(Dataset entries on figures)
·····

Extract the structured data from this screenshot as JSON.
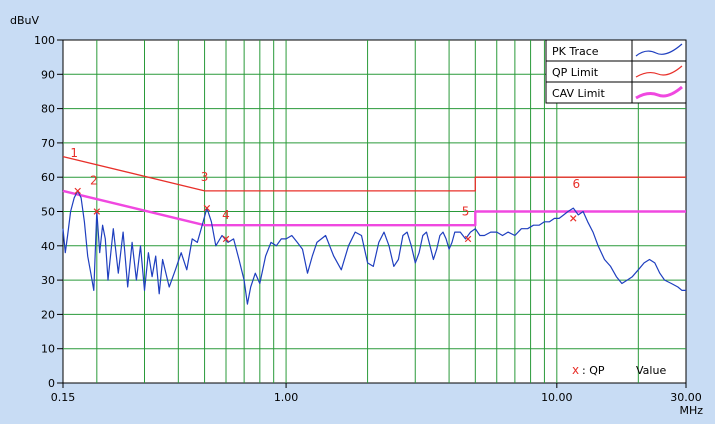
{
  "chart_data": {
    "type": "line",
    "ylabel": "dBuV",
    "xlabel": "MHz",
    "x_scale": "log",
    "xlim": [
      0.15,
      30
    ],
    "ylim": [
      0,
      100
    ],
    "y_ticks": [
      0,
      10,
      20,
      30,
      40,
      50,
      60,
      70,
      80,
      90,
      100
    ],
    "y_tick_labels": [
      "0",
      "10",
      "20",
      "30",
      "40",
      "50",
      "60",
      "70",
      "80",
      "90",
      "100"
    ],
    "x_tick_labels": [
      {
        "x": 0.15,
        "label": "0.15"
      },
      {
        "x": 1,
        "label": "1.00"
      },
      {
        "x": 10,
        "label": "10.00"
      },
      {
        "x": 30,
        "label": "30.00"
      }
    ],
    "vertical_grid_x": [
      0.15,
      0.2,
      0.3,
      0.4,
      0.5,
      0.6,
      0.7,
      0.8,
      0.9,
      1,
      2,
      3,
      4,
      5,
      6,
      7,
      8,
      9,
      10,
      20,
      30
    ],
    "horizontal_grid": true,
    "legend": {
      "position": "top-right",
      "entries": [
        {
          "name": "PK Trace",
          "color": "#1f3fbf"
        },
        {
          "name": "QP Limit",
          "color": "#e8302a"
        },
        {
          "name": "CAV Limit",
          "color": "#f048e0"
        }
      ]
    },
    "series": [
      {
        "name": "PK Trace",
        "color": "#1f3fbf",
        "points": [
          [
            0.15,
            45
          ],
          [
            0.153,
            38
          ],
          [
            0.156,
            43
          ],
          [
            0.16,
            50
          ],
          [
            0.165,
            54
          ],
          [
            0.17,
            56
          ],
          [
            0.175,
            54
          ],
          [
            0.18,
            47
          ],
          [
            0.185,
            37
          ],
          [
            0.19,
            32
          ],
          [
            0.195,
            27
          ],
          [
            0.2,
            50
          ],
          [
            0.205,
            38
          ],
          [
            0.21,
            46
          ],
          [
            0.215,
            42
          ],
          [
            0.22,
            30
          ],
          [
            0.23,
            45
          ],
          [
            0.24,
            32
          ],
          [
            0.25,
            44
          ],
          [
            0.26,
            28
          ],
          [
            0.27,
            41
          ],
          [
            0.28,
            30
          ],
          [
            0.29,
            40
          ],
          [
            0.3,
            27
          ],
          [
            0.31,
            38
          ],
          [
            0.32,
            31
          ],
          [
            0.33,
            37
          ],
          [
            0.34,
            26
          ],
          [
            0.35,
            36
          ],
          [
            0.37,
            28
          ],
          [
            0.39,
            33
          ],
          [
            0.41,
            38
          ],
          [
            0.43,
            33
          ],
          [
            0.45,
            42
          ],
          [
            0.47,
            41
          ],
          [
            0.49,
            46
          ],
          [
            0.51,
            51
          ],
          [
            0.53,
            47
          ],
          [
            0.55,
            40
          ],
          [
            0.58,
            43
          ],
          [
            0.61,
            41
          ],
          [
            0.64,
            42
          ],
          [
            0.67,
            36
          ],
          [
            0.7,
            30
          ],
          [
            0.72,
            23
          ],
          [
            0.74,
            28
          ],
          [
            0.77,
            32
          ],
          [
            0.8,
            29
          ],
          [
            0.84,
            37
          ],
          [
            0.88,
            41
          ],
          [
            0.92,
            40
          ],
          [
            0.96,
            42
          ],
          [
            1.0,
            42
          ],
          [
            1.05,
            43
          ],
          [
            1.1,
            41
          ],
          [
            1.15,
            39
          ],
          [
            1.2,
            32
          ],
          [
            1.25,
            37
          ],
          [
            1.3,
            41
          ],
          [
            1.4,
            43
          ],
          [
            1.5,
            37
          ],
          [
            1.6,
            33
          ],
          [
            1.7,
            40
          ],
          [
            1.8,
            44
          ],
          [
            1.9,
            43
          ],
          [
            2.0,
            35
          ],
          [
            2.1,
            34
          ],
          [
            2.2,
            41
          ],
          [
            2.3,
            44
          ],
          [
            2.4,
            40
          ],
          [
            2.5,
            34
          ],
          [
            2.6,
            36
          ],
          [
            2.7,
            43
          ],
          [
            2.8,
            44
          ],
          [
            2.9,
            40
          ],
          [
            3.0,
            35
          ],
          [
            3.1,
            38
          ],
          [
            3.2,
            43
          ],
          [
            3.3,
            44
          ],
          [
            3.4,
            40
          ],
          [
            3.5,
            36
          ],
          [
            3.6,
            39
          ],
          [
            3.7,
            43
          ],
          [
            3.8,
            44
          ],
          [
            3.9,
            42
          ],
          [
            4.0,
            39
          ],
          [
            4.1,
            41
          ],
          [
            4.2,
            44
          ],
          [
            4.4,
            44
          ],
          [
            4.6,
            42
          ],
          [
            4.8,
            44
          ],
          [
            5.0,
            45
          ],
          [
            5.2,
            43
          ],
          [
            5.4,
            43
          ],
          [
            5.7,
            44
          ],
          [
            6.0,
            44
          ],
          [
            6.3,
            43
          ],
          [
            6.6,
            44
          ],
          [
            7.0,
            43
          ],
          [
            7.4,
            45
          ],
          [
            7.8,
            45
          ],
          [
            8.2,
            46
          ],
          [
            8.6,
            46
          ],
          [
            9.0,
            47
          ],
          [
            9.4,
            47
          ],
          [
            9.8,
            48
          ],
          [
            10.2,
            48
          ],
          [
            10.6,
            49
          ],
          [
            11.0,
            50
          ],
          [
            11.5,
            51
          ],
          [
            12.0,
            49
          ],
          [
            12.5,
            50
          ],
          [
            13.0,
            47
          ],
          [
            13.6,
            44
          ],
          [
            14.2,
            40
          ],
          [
            15.0,
            36
          ],
          [
            15.8,
            34
          ],
          [
            16.6,
            31
          ],
          [
            17.4,
            29
          ],
          [
            18.2,
            30
          ],
          [
            19.0,
            31
          ],
          [
            20.0,
            33
          ],
          [
            21.0,
            35
          ],
          [
            22.0,
            36
          ],
          [
            23.0,
            35
          ],
          [
            24.0,
            32
          ],
          [
            25.0,
            30
          ],
          [
            26.5,
            29
          ],
          [
            28.0,
            28
          ],
          [
            29.0,
            27
          ],
          [
            30.0,
            27
          ]
        ]
      },
      {
        "name": "QP Limit",
        "color": "#e8302a",
        "points": [
          [
            0.15,
            66
          ],
          [
            0.5,
            56
          ],
          [
            5,
            56
          ],
          [
            5,
            60
          ],
          [
            30,
            60
          ]
        ]
      },
      {
        "name": "CAV Limit",
        "color": "#f048e0",
        "points": [
          [
            0.15,
            56
          ],
          [
            0.5,
            46
          ],
          [
            5,
            46
          ],
          [
            5,
            50
          ],
          [
            30,
            50
          ]
        ]
      }
    ],
    "markers": [
      {
        "label": "1",
        "x": 0.17,
        "y": 56,
        "label_x": 0.165,
        "label_y": 67
      },
      {
        "label": "2",
        "x": 0.2,
        "y": 50,
        "label_x": 0.195,
        "label_y": 59
      },
      {
        "label": "3",
        "x": 0.51,
        "y": 51,
        "label_x": 0.5,
        "label_y": 60
      },
      {
        "label": "4",
        "x": 0.6,
        "y": 42,
        "label_x": 0.6,
        "label_y": 49
      },
      {
        "label": "5",
        "x": 4.7,
        "y": 42,
        "label_x": 4.6,
        "label_y": 50
      },
      {
        "label": "6",
        "x": 11.5,
        "y": 48,
        "label_x": 11.8,
        "label_y": 58
      }
    ],
    "annotation": {
      "symbol": "x",
      "text": ": QP",
      "value_text": "Value"
    }
  }
}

·····

* [Directions] Return all of the entries exactly as written, but drop any pictures they hold.

* [Task result]
Extract the structured data from this screenshot as JSON.
{
  "chart_data": {
    "type": "line",
    "ylabel": "dBuV",
    "xlabel": "MHz",
    "x_scale": "log",
    "xlim": [
      0.15,
      30
    ],
    "ylim": [
      0,
      100
    ],
    "y_ticks": [
      0,
      10,
      20,
      30,
      40,
      50,
      60,
      70,
      80,
      90,
      100
    ],
    "y_tick_labels": [
      "0",
      "10",
      "20",
      "30",
      "40",
      "50",
      "60",
      "70",
      "80",
      "90",
      "100"
    ],
    "x_tick_labels": [
      {
        "x": 0.15,
        "label": "0.15"
      },
      {
        "x": 1,
        "label": "1.00"
      },
      {
        "x": 10,
        "label": "10.00"
      },
      {
        "x": 30,
        "label": "30.00"
      }
    ],
    "vertical_grid_x": [
      0.15,
      0.2,
      0.3,
      0.4,
      0.5,
      0.6,
      0.7,
      0.8,
      0.9,
      1,
      2,
      3,
      4,
      5,
      6,
      7,
      8,
      9,
      10,
      20,
      30
    ],
    "horizontal_grid": true,
    "legend": {
      "position": "top-right",
      "entries": [
        {
          "name": "PK Trace",
          "color": "#1f3fbf"
        },
        {
          "name": "QP Limit",
          "color": "#e8302a"
        },
        {
          "name": "CAV Limit",
          "color": "#f048e0"
        }
      ]
    },
    "series": [
      {
        "name": "PK Trace",
        "color": "#1f3fbf",
        "points": [
          [
            0.15,
            45
          ],
          [
            0.153,
            38
          ],
          [
            0.156,
            43
          ],
          [
            0.16,
            50
          ],
          [
            0.165,
            54
          ],
          [
            0.17,
            56
          ],
          [
            0.175,
            54
          ],
          [
            0.18,
            47
          ],
          [
            0.185,
            37
          ],
          [
            0.19,
            32
          ],
          [
            0.195,
            27
          ],
          [
            0.2,
            50
          ],
          [
            0.205,
            38
          ],
          [
            0.21,
            46
          ],
          [
            0.215,
            42
          ],
          [
            0.22,
            30
          ],
          [
            0.23,
            45
          ],
          [
            0.24,
            32
          ],
          [
            0.25,
            44
          ],
          [
            0.26,
            28
          ],
          [
            0.27,
            41
          ],
          [
            0.28,
            30
          ],
          [
            0.29,
            40
          ],
          [
            0.3,
            27
          ],
          [
            0.31,
            38
          ],
          [
            0.32,
            31
          ],
          [
            0.33,
            37
          ],
          [
            0.34,
            26
          ],
          [
            0.35,
            36
          ],
          [
            0.37,
            28
          ],
          [
            0.39,
            33
          ],
          [
            0.41,
            38
          ],
          [
            0.43,
            33
          ],
          [
            0.45,
            42
          ],
          [
            0.47,
            41
          ],
          [
            0.49,
            46
          ],
          [
            0.51,
            51
          ],
          [
            0.53,
            47
          ],
          [
            0.55,
            40
          ],
          [
            0.58,
            43
          ],
          [
            0.61,
            41
          ],
          [
            0.64,
            42
          ],
          [
            0.67,
            36
          ],
          [
            0.7,
            30
          ],
          [
            0.72,
            23
          ],
          [
            0.74,
            28
          ],
          [
            0.77,
            32
          ],
          [
            0.8,
            29
          ],
          [
            0.84,
            37
          ],
          [
            0.88,
            41
          ],
          [
            0.92,
            40
          ],
          [
            0.96,
            42
          ],
          [
            1.0,
            42
          ],
          [
            1.05,
            43
          ],
          [
            1.1,
            41
          ],
          [
            1.15,
            39
          ],
          [
            1.2,
            32
          ],
          [
            1.25,
            37
          ],
          [
            1.3,
            41
          ],
          [
            1.4,
            43
          ],
          [
            1.5,
            37
          ],
          [
            1.6,
            33
          ],
          [
            1.7,
            40
          ],
          [
            1.8,
            44
          ],
          [
            1.9,
            43
          ],
          [
            2.0,
            35
          ],
          [
            2.1,
            34
          ],
          [
            2.2,
            41
          ],
          [
            2.3,
            44
          ],
          [
            2.4,
            40
          ],
          [
            2.5,
            34
          ],
          [
            2.6,
            36
          ],
          [
            2.7,
            43
          ],
          [
            2.8,
            44
          ],
          [
            2.9,
            40
          ],
          [
            3.0,
            35
          ],
          [
            3.1,
            38
          ],
          [
            3.2,
            43
          ],
          [
            3.3,
            44
          ],
          [
            3.4,
            40
          ],
          [
            3.5,
            36
          ],
          [
            3.6,
            39
          ],
          [
            3.7,
            43
          ],
          [
            3.8,
            44
          ],
          [
            3.9,
            42
          ],
          [
            4.0,
            39
          ],
          [
            4.1,
            41
          ],
          [
            4.2,
            44
          ],
          [
            4.4,
            44
          ],
          [
            4.6,
            42
          ],
          [
            4.8,
            44
          ],
          [
            5.0,
            45
          ],
          [
            5.2,
            43
          ],
          [
            5.4,
            43
          ],
          [
            5.7,
            44
          ],
          [
            6.0,
            44
          ],
          [
            6.3,
            43
          ],
          [
            6.6,
            44
          ],
          [
            7.0,
            43
          ],
          [
            7.4,
            45
          ],
          [
            7.8,
            45
          ],
          [
            8.2,
            46
          ],
          [
            8.6,
            46
          ],
          [
            9.0,
            47
          ],
          [
            9.4,
            47
          ],
          [
            9.8,
            48
          ],
          [
            10.2,
            48
          ],
          [
            10.6,
            49
          ],
          [
            11.0,
            50
          ],
          [
            11.5,
            51
          ],
          [
            12.0,
            49
          ],
          [
            12.5,
            50
          ],
          [
            13.0,
            47
          ],
          [
            13.6,
            44
          ],
          [
            14.2,
            40
          ],
          [
            15.0,
            36
          ],
          [
            15.8,
            34
          ],
          [
            16.6,
            31
          ],
          [
            17.4,
            29
          ],
          [
            18.2,
            30
          ],
          [
            19.0,
            31
          ],
          [
            20.0,
            33
          ],
          [
            21.0,
            35
          ],
          [
            22.0,
            36
          ],
          [
            23.0,
            35
          ],
          [
            24.0,
            32
          ],
          [
            25.0,
            30
          ],
          [
            26.5,
            29
          ],
          [
            28.0,
            28
          ],
          [
            29.0,
            27
          ],
          [
            30.0,
            27
          ]
        ]
      },
      {
        "name": "QP Limit",
        "color": "#e8302a",
        "points": [
          [
            0.15,
            66
          ],
          [
            0.5,
            56
          ],
          [
            5,
            56
          ],
          [
            5,
            60
          ],
          [
            30,
            60
          ]
        ]
      },
      {
        "name": "CAV Limit",
        "color": "#f048e0",
        "points": [
          [
            0.15,
            56
          ],
          [
            0.5,
            46
          ],
          [
            5,
            46
          ],
          [
            5,
            50
          ],
          [
            30,
            50
          ]
        ]
      }
    ],
    "markers": [
      {
        "label": "1",
        "x": 0.17,
        "y": 56,
        "label_x": 0.165,
        "label_y": 67
      },
      {
        "label": "2",
        "x": 0.2,
        "y": 50,
        "label_x": 0.195,
        "label_y": 59
      },
      {
        "label": "3",
        "x": 0.51,
        "y": 51,
        "label_x": 0.5,
        "label_y": 60
      },
      {
        "label": "4",
        "x": 0.6,
        "y": 42,
        "label_x": 0.6,
        "label_y": 49
      },
      {
        "label": "5",
        "x": 4.7,
        "y": 42,
        "label_x": 4.6,
        "label_y": 50
      },
      {
        "label": "6",
        "x": 11.5,
        "y": 48,
        "label_x": 11.8,
        "label_y": 58
      }
    ],
    "annotation": {
      "symbol": "x",
      "text": ": QP",
      "value_text": "Value"
    }
  }
}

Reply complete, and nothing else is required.